DATA FOR THIS TASK:

━━━

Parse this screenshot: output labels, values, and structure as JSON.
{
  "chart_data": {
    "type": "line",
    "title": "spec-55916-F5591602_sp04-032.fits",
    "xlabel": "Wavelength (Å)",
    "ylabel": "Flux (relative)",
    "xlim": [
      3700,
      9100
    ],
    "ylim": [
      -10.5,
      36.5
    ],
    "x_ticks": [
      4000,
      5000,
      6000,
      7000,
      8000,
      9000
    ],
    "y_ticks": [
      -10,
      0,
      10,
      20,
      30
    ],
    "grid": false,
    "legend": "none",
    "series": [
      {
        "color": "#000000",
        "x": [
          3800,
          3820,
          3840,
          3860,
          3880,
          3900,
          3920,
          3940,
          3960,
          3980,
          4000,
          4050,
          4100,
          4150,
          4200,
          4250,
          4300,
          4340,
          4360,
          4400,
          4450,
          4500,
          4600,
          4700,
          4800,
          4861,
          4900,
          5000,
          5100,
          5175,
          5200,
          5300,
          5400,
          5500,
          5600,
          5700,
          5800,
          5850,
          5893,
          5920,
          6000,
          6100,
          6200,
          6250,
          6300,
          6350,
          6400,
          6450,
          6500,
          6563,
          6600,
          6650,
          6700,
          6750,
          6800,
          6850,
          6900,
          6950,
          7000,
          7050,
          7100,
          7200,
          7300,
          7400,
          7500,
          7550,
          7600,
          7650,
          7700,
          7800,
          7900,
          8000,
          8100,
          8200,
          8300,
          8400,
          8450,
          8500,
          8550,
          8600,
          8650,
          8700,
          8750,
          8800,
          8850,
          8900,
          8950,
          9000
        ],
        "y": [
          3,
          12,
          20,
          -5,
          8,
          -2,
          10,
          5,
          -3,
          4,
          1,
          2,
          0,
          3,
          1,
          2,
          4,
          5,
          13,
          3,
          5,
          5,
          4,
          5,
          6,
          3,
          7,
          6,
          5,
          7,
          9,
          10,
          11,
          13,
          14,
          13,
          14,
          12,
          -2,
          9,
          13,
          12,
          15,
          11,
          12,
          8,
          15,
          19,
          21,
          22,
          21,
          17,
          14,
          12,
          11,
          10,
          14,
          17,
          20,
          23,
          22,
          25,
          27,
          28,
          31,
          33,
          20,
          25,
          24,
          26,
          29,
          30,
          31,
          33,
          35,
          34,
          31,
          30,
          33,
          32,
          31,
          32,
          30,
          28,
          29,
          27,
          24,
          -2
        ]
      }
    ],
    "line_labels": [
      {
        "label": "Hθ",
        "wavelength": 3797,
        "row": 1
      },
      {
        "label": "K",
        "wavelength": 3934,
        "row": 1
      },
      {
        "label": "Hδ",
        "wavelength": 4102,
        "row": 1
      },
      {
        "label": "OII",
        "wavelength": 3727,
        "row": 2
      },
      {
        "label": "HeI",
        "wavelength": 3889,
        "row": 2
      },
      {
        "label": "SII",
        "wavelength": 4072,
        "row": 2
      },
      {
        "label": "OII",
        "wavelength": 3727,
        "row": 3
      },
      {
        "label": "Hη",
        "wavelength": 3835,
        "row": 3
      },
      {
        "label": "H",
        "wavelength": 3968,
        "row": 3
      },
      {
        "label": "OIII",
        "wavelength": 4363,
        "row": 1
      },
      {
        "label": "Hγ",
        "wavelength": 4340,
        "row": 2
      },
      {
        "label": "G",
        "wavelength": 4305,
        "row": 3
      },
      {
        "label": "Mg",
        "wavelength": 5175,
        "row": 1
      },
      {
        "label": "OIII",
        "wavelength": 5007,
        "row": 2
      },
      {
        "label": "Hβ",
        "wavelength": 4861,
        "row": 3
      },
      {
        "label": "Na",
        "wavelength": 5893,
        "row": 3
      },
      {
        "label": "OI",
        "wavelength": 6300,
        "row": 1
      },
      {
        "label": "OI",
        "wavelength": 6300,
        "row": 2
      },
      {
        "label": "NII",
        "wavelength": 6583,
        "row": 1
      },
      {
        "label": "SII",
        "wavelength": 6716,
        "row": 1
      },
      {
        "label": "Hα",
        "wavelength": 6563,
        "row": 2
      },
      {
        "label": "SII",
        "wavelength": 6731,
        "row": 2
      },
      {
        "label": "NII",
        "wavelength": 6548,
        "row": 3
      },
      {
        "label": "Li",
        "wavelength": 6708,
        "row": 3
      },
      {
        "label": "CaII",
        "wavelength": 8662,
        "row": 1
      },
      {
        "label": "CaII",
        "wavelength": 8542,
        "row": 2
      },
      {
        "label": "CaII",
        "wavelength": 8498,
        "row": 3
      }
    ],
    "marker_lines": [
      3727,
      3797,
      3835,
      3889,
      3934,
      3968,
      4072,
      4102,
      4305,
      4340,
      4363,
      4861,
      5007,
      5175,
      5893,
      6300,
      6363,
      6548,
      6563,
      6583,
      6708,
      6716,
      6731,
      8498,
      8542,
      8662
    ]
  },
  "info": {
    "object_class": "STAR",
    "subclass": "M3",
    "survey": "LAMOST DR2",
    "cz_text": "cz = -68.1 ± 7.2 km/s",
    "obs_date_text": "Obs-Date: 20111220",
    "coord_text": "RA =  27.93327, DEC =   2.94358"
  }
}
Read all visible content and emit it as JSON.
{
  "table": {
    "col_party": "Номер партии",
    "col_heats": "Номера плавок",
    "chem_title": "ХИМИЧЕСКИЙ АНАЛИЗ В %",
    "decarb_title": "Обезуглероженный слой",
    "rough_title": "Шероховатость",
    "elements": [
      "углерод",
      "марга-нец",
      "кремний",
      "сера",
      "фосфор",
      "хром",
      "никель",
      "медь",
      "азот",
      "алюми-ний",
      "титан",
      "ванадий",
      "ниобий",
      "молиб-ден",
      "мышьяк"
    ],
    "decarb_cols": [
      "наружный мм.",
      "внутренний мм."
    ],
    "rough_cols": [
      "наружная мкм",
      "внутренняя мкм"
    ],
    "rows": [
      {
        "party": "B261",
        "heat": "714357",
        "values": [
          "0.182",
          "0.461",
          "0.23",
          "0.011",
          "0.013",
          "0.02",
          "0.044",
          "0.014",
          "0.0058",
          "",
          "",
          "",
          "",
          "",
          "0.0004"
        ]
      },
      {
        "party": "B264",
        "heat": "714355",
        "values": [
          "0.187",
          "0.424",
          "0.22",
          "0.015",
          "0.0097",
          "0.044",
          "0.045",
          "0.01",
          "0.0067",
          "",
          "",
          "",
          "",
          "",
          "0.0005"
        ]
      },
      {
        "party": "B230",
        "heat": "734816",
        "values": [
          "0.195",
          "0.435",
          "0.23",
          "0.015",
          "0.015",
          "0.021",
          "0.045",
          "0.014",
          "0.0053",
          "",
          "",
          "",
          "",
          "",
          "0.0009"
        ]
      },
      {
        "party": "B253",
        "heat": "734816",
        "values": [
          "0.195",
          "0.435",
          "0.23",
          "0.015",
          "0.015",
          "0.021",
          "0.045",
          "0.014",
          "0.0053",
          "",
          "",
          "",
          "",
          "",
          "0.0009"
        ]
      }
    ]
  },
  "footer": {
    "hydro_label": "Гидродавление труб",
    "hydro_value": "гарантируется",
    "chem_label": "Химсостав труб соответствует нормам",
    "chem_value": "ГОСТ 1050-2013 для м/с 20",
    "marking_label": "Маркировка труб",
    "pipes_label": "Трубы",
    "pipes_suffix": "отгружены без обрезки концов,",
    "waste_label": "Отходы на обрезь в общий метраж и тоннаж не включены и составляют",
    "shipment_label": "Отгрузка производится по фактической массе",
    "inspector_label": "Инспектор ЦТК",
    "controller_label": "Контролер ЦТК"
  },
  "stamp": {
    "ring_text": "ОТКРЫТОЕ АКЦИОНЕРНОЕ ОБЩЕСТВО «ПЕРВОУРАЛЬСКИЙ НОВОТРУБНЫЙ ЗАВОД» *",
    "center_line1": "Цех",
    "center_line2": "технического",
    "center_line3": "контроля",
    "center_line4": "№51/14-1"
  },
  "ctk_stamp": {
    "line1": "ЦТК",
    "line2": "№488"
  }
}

━━━

TASK BRIEF: In the entries above, how many lines contain the word "JSON"? Answer with the number only.

EXERCISE OUTPUT: 2